** Begin Input material **
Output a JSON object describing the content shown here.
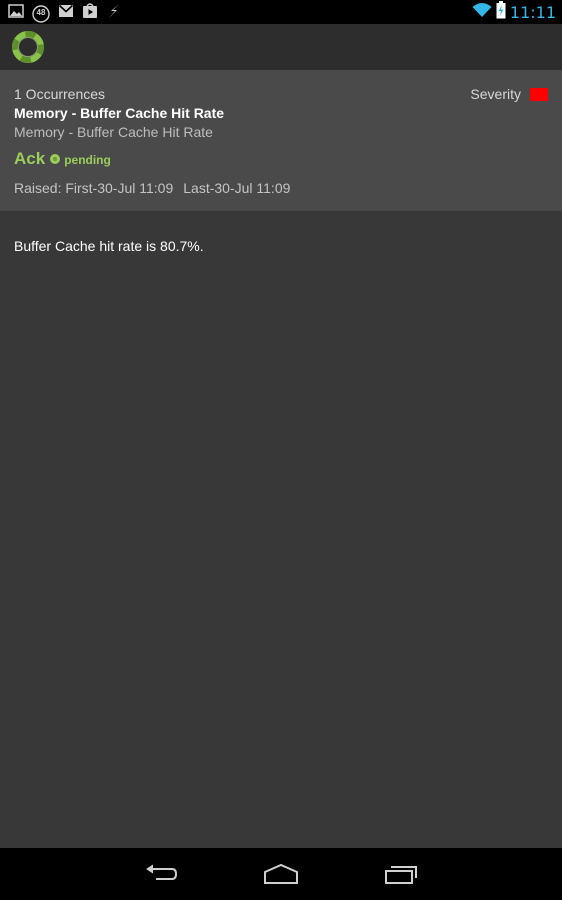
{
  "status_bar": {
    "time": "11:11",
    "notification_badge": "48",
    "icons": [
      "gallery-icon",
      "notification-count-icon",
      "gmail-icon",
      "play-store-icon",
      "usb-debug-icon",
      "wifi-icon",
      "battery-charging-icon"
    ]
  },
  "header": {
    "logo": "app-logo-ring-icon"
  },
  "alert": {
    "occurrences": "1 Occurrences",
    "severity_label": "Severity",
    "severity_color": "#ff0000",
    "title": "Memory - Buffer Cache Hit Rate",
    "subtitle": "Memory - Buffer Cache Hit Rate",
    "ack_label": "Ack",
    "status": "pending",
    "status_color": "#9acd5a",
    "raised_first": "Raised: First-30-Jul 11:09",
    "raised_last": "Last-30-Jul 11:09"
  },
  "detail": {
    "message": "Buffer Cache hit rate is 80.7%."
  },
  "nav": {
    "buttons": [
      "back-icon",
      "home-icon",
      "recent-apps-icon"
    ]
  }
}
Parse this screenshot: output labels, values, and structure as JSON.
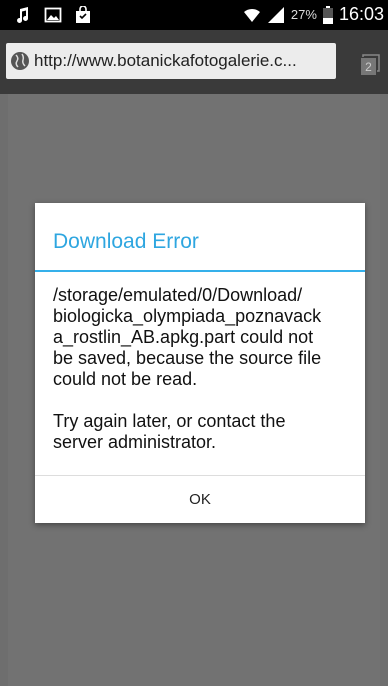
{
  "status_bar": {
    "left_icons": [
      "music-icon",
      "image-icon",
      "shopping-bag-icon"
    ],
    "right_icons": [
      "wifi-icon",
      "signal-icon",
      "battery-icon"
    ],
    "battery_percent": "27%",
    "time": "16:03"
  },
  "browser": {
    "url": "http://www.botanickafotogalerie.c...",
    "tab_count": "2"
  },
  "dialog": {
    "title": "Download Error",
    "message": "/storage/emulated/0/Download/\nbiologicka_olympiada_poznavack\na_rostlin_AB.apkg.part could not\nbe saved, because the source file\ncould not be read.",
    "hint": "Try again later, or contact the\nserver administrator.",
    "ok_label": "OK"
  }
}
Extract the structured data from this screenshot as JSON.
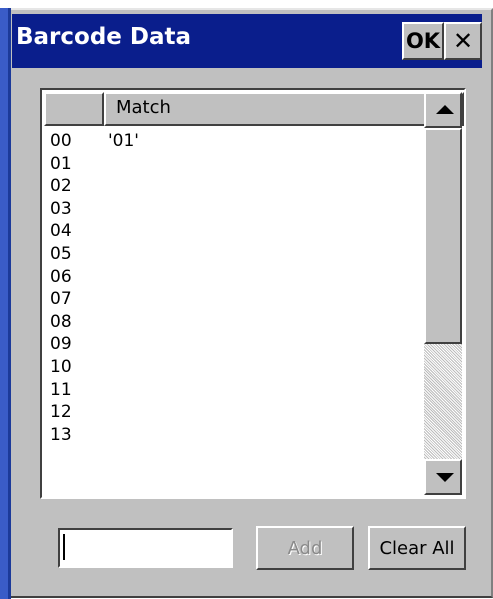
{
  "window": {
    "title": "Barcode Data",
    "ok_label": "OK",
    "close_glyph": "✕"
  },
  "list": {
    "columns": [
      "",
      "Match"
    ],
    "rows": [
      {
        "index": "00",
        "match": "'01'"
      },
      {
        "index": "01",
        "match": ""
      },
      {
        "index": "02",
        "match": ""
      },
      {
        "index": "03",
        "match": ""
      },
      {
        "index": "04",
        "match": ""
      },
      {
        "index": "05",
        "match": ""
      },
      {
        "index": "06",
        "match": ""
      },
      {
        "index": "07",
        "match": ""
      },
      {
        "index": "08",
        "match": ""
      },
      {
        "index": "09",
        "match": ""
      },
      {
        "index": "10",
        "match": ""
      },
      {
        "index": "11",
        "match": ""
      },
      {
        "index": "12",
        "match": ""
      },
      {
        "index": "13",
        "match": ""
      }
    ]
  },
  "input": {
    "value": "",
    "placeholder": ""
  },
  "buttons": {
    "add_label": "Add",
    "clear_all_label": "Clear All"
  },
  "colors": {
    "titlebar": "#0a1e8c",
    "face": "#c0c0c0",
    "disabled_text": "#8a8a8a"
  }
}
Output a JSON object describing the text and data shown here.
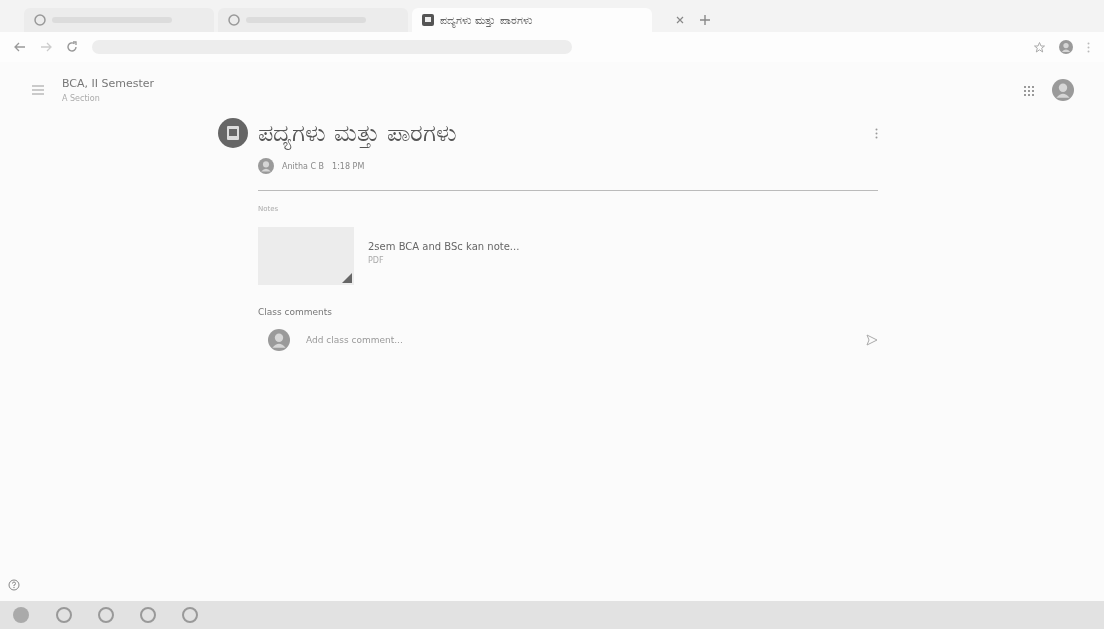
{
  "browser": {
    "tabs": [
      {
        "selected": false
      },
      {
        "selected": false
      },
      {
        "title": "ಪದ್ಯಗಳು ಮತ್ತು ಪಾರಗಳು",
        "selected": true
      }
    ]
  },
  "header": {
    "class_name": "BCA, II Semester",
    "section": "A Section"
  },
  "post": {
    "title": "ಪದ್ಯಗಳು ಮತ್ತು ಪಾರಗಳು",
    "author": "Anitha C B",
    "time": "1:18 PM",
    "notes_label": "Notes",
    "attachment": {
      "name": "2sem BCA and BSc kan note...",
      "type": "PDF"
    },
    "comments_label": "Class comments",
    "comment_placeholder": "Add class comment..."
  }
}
** End Input material **
*Directions for this task:* Copy every record above exactly as written, but leave out the pictures.

*Solution to this problem:*
Output a JSON object describing the content shown here.
{
  "status_bar": {
    "time": "11:11",
    "notification_badge": "48",
    "icons": [
      "gallery-icon",
      "notification-count-icon",
      "gmail-icon",
      "play-store-icon",
      "usb-debug-icon",
      "wifi-icon",
      "battery-charging-icon"
    ]
  },
  "header": {
    "logo": "app-logo-ring-icon"
  },
  "alert": {
    "occurrences": "1 Occurrences",
    "severity_label": "Severity",
    "severity_color": "#ff0000",
    "title": "Memory - Buffer Cache Hit Rate",
    "subtitle": "Memory - Buffer Cache Hit Rate",
    "ack_label": "Ack",
    "status": "pending",
    "status_color": "#9acd5a",
    "raised_first": "Raised: First-30-Jul 11:09",
    "raised_last": "Last-30-Jul 11:09"
  },
  "detail": {
    "message": "Buffer Cache hit rate is 80.7%."
  },
  "nav": {
    "buttons": [
      "back-icon",
      "home-icon",
      "recent-apps-icon"
    ]
  }
}
Parse this screenshot: output labels, values, and structure as JSON.
{
  "status_bar": {
    "left_icons": [
      "music-icon",
      "image-icon",
      "shopping-bag-icon"
    ],
    "right_icons": [
      "wifi-icon",
      "signal-icon",
      "battery-icon"
    ],
    "battery_percent": "27%",
    "time": "16:03"
  },
  "browser": {
    "url": "http://www.botanickafotogalerie.c...",
    "tab_count": "2"
  },
  "dialog": {
    "title": "Download Error",
    "message": "/storage/emulated/0/Download/\nbiologicka_olympiada_poznavack\na_rostlin_AB.apkg.part could not\nbe saved, because the source file\ncould not be read.",
    "hint": "Try again later, or contact the\nserver administrator.",
    "ok_label": "OK"
  }
}
Extract the structured data from this screenshot as JSON.
{
  "window": {
    "title": "Barcode Data",
    "ok_label": "OK",
    "close_glyph": "✕"
  },
  "list": {
    "columns": [
      "",
      "Match"
    ],
    "rows": [
      {
        "index": "00",
        "match": "'01'"
      },
      {
        "index": "01",
        "match": ""
      },
      {
        "index": "02",
        "match": ""
      },
      {
        "index": "03",
        "match": ""
      },
      {
        "index": "04",
        "match": ""
      },
      {
        "index": "05",
        "match": ""
      },
      {
        "index": "06",
        "match": ""
      },
      {
        "index": "07",
        "match": ""
      },
      {
        "index": "08",
        "match": ""
      },
      {
        "index": "09",
        "match": ""
      },
      {
        "index": "10",
        "match": ""
      },
      {
        "index": "11",
        "match": ""
      },
      {
        "index": "12",
        "match": ""
      },
      {
        "index": "13",
        "match": ""
      }
    ]
  },
  "input": {
    "value": "",
    "placeholder": ""
  },
  "buttons": {
    "add_label": "Add",
    "clear_all_label": "Clear All"
  },
  "colors": {
    "titlebar": "#0a1e8c",
    "face": "#c0c0c0",
    "disabled_text": "#8a8a8a"
  }
}
Output a JSON object describing the text and data shown here.
{
  "browser": {
    "tabs": [
      {
        "selected": false
      },
      {
        "selected": false
      },
      {
        "title": "ಪದ್ಯಗಳು ಮತ್ತು ಪಾರಗಳು",
        "selected": true
      }
    ]
  },
  "header": {
    "class_name": "BCA, II Semester",
    "section": "A Section"
  },
  "post": {
    "title": "ಪದ್ಯಗಳು ಮತ್ತು ಪಾರಗಳು",
    "author": "Anitha C B",
    "time": "1:18 PM",
    "notes_label": "Notes",
    "attachment": {
      "name": "2sem BCA and BSc kan note...",
      "type": "PDF"
    },
    "comments_label": "Class comments",
    "comment_placeholder": "Add class comment..."
  }
}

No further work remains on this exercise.